**What is being asked:**
From the line that includes "Enumerate this screenshot's" to the last line of the records, inclusive, repeat each line exactly.

━━━━━ Data for processing ━━━━━

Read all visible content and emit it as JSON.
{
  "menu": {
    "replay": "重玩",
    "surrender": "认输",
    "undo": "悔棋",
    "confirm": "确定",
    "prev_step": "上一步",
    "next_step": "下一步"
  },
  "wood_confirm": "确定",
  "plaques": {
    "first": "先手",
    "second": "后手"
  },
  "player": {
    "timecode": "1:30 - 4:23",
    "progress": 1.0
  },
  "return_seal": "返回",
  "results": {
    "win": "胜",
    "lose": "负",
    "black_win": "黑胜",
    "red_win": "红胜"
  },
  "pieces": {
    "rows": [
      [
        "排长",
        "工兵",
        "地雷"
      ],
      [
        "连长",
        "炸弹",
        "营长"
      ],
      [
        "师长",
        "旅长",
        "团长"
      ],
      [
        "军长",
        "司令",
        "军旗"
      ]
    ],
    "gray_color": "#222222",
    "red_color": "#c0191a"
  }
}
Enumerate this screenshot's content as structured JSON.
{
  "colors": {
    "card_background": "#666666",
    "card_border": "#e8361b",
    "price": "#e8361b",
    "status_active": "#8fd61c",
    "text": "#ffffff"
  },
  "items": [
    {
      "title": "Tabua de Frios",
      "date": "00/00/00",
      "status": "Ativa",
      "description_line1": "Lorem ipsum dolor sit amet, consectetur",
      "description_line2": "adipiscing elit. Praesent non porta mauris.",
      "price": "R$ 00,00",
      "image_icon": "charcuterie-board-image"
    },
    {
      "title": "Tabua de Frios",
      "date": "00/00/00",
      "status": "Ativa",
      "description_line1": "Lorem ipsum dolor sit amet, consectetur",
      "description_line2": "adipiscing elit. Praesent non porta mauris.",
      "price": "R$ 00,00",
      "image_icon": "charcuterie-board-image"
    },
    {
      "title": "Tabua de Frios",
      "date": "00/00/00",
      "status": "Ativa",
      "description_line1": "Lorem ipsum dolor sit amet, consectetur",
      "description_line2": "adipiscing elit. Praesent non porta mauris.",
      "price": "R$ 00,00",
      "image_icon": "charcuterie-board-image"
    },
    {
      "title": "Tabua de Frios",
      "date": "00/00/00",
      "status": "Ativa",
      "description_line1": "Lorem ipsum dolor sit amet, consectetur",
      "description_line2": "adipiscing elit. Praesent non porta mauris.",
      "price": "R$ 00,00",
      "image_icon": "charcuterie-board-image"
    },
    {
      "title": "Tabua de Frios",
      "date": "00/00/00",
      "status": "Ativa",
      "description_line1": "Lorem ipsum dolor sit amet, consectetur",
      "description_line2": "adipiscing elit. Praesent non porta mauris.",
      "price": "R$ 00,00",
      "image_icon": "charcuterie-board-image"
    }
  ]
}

━━━━━

**The reply:**
Enumerate this screenshot's content as structured JSON.
{
  "colors": {
    "card_background": "#666666",
    "card_border": "#e8361b",
    "price": "#e8361b",
    "status_active": "#8fd61c",
    "text": "#ffffff"
  },
  "items": [
    {
      "title": "Tabua de Frios",
      "date": "00/00/00",
      "status": "Ativa",
      "description_line1": "Lorem ipsum dolor sit amet, consectetur",
      "description_line2": "adipiscing elit. Praesent non porta mauris.",
      "price": "R$ 00,00",
      "image_icon": "charcuterie-board-image"
    },
    {
      "title": "Tabua de Frios",
      "date": "00/00/00",
      "status": "Ativa",
      "description_line1": "Lorem ipsum dolor sit amet, consectetur",
      "description_line2": "adipiscing elit. Praesent non porta mauris.",
      "price": "R$ 00,00",
      "image_icon": "charcuterie-board-image"
    },
    {
      "title": "Tabua de Frios",
      "date": "00/00/00",
      "status": "Ativa",
      "description_line1": "Lorem ipsum dolor sit amet, consectetur",
      "description_line2": "adipiscing elit. Praesent non porta mauris.",
      "price": "R$ 00,00",
      "image_icon": "charcuterie-board-image"
    },
    {
      "title": "Tabua de Frios",
      "date": "00/00/00",
      "status": "Ativa",
      "description_line1": "Lorem ipsum dolor sit amet, consectetur",
      "description_line2": "adipiscing elit. Praesent non porta mauris.",
      "price": "R$ 00,00",
      "image_icon": "charcuterie-board-image"
    },
    {
      "title": "Tabua de Frios",
      "date": "00/00/00",
      "status": "Ativa",
      "description_line1": "Lorem ipsum dolor sit amet, consectetur",
      "description_line2": "adipiscing elit. Praesent non porta mauris.",
      "price": "R$ 00,00",
      "image_icon": "charcuterie-board-image"
    }
  ]
}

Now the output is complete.